● **Required work**:
Retype every entry word for word.

<<<<

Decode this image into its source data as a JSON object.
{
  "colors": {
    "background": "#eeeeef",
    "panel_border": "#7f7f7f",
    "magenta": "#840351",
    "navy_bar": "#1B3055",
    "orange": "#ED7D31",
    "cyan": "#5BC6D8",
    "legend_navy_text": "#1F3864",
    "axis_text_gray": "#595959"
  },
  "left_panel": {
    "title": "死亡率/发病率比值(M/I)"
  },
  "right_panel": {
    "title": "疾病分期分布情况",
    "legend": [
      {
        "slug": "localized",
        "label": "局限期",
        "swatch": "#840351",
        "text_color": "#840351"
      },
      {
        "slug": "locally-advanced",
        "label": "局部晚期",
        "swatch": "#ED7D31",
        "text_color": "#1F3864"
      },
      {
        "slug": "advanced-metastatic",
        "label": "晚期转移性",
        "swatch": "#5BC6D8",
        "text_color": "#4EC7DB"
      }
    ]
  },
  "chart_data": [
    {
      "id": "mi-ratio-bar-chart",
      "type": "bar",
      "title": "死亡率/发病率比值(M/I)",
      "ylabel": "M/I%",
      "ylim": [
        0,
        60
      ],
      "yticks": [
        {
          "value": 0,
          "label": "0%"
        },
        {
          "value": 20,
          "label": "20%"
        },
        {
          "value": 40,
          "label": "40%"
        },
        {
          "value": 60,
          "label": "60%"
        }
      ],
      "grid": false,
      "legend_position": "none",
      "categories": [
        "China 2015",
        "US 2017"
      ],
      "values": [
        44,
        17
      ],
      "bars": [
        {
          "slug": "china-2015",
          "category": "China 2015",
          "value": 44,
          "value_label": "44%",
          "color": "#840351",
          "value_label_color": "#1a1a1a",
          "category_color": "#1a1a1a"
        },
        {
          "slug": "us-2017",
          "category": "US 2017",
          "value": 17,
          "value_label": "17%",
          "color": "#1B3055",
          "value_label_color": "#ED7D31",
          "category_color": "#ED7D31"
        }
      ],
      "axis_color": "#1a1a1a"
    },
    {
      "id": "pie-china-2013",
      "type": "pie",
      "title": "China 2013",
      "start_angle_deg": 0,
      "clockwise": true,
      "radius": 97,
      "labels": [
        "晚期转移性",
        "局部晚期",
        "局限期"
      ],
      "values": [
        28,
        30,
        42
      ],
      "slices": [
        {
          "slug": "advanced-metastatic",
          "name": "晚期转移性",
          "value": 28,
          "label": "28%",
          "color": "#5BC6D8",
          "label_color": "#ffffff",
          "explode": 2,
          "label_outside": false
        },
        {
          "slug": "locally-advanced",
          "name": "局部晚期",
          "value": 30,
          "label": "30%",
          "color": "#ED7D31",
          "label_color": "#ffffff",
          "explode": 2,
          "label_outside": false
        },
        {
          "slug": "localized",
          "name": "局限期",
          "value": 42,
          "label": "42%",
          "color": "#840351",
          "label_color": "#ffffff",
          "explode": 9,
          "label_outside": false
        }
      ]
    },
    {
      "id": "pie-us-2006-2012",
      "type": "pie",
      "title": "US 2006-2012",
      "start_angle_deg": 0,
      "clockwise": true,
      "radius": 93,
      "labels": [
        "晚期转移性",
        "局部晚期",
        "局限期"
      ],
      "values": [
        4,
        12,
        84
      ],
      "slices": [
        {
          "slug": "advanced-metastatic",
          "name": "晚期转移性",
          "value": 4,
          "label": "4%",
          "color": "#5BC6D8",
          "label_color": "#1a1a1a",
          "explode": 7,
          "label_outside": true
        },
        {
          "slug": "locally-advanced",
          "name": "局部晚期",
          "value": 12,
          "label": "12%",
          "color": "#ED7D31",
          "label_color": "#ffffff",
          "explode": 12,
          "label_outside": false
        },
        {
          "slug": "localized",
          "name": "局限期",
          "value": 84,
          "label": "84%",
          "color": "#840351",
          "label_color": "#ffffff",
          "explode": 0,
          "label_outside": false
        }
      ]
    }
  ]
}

>>>>

● **Exercise solution**:
Decode this image into its source data as a JSON object.
{
  "colors": {
    "background": "#eeeeef",
    "panel_border": "#7f7f7f",
    "magenta": "#840351",
    "navy_bar": "#1B3055",
    "orange": "#ED7D31",
    "cyan": "#5BC6D8",
    "legend_navy_text": "#1F3864",
    "axis_text_gray": "#595959"
  },
  "left_panel": {
    "title": "死亡率/发病率比值(M/I)"
  },
  "right_panel": {
    "title": "疾病分期分布情况",
    "legend": [
      {
        "slug": "localized",
        "label": "局限期",
        "swatch": "#840351",
        "text_color": "#840351"
      },
      {
        "slug": "locally-advanced",
        "label": "局部晚期",
        "swatch": "#ED7D31",
        "text_color": "#1F3864"
      },
      {
        "slug": "advanced-metastatic",
        "label": "晚期转移性",
        "swatch": "#5BC6D8",
        "text_color": "#4EC7DB"
      }
    ]
  },
  "chart_data": [
    {
      "id": "mi-ratio-bar-chart",
      "type": "bar",
      "title": "死亡率/发病率比值(M/I)",
      "ylabel": "M/I%",
      "ylim": [
        0,
        60
      ],
      "yticks": [
        {
          "value": 0,
          "label": "0%"
        },
        {
          "value": 20,
          "label": "20%"
        },
        {
          "value": 40,
          "label": "40%"
        },
        {
          "value": 60,
          "label": "60%"
        }
      ],
      "grid": false,
      "legend_position": "none",
      "categories": [
        "China 2015",
        "US 2017"
      ],
      "values": [
        44,
        17
      ],
      "bars": [
        {
          "slug": "china-2015",
          "category": "China 2015",
          "value": 44,
          "value_label": "44%",
          "color": "#840351",
          "value_label_color": "#1a1a1a",
          "category_color": "#1a1a1a"
        },
        {
          "slug": "us-2017",
          "category": "US 2017",
          "value": 17,
          "value_label": "17%",
          "color": "#1B3055",
          "value_label_color": "#ED7D31",
          "category_color": "#ED7D31"
        }
      ],
      "axis_color": "#1a1a1a"
    },
    {
      "id": "pie-china-2013",
      "type": "pie",
      "title": "China 2013",
      "start_angle_deg": 0,
      "clockwise": true,
      "radius": 97,
      "labels": [
        "晚期转移性",
        "局部晚期",
        "局限期"
      ],
      "values": [
        28,
        30,
        42
      ],
      "slices": [
        {
          "slug": "advanced-metastatic",
          "name": "晚期转移性",
          "value": 28,
          "label": "28%",
          "color": "#5BC6D8",
          "label_color": "#ffffff",
          "explode": 2,
          "label_outside": false
        },
        {
          "slug": "locally-advanced",
          "name": "局部晚期",
          "value": 30,
          "label": "30%",
          "color": "#ED7D31",
          "label_color": "#ffffff",
          "explode": 2,
          "label_outside": false
        },
        {
          "slug": "localized",
          "name": "局限期",
          "value": 42,
          "label": "42%",
          "color": "#840351",
          "label_color": "#ffffff",
          "explode": 9,
          "label_outside": false
        }
      ]
    },
    {
      "id": "pie-us-2006-2012",
      "type": "pie",
      "title": "US 2006-2012",
      "start_angle_deg": 0,
      "clockwise": true,
      "radius": 93,
      "labels": [
        "晚期转移性",
        "局部晚期",
        "局限期"
      ],
      "values": [
        4,
        12,
        84
      ],
      "slices": [
        {
          "slug": "advanced-metastatic",
          "name": "晚期转移性",
          "value": 4,
          "label": "4%",
          "color": "#5BC6D8",
          "label_color": "#1a1a1a",
          "explode": 7,
          "label_outside": true
        },
        {
          "slug": "locally-advanced",
          "name": "局部晚期",
          "value": 12,
          "label": "12%",
          "color": "#ED7D31",
          "label_color": "#ffffff",
          "explode": 12,
          "label_outside": false
        },
        {
          "slug": "localized",
          "name": "局限期",
          "value": 84,
          "label": "84%",
          "color": "#840351",
          "label_color": "#ffffff",
          "explode": 0,
          "label_outside": false
        }
      ]
    }
  ]
}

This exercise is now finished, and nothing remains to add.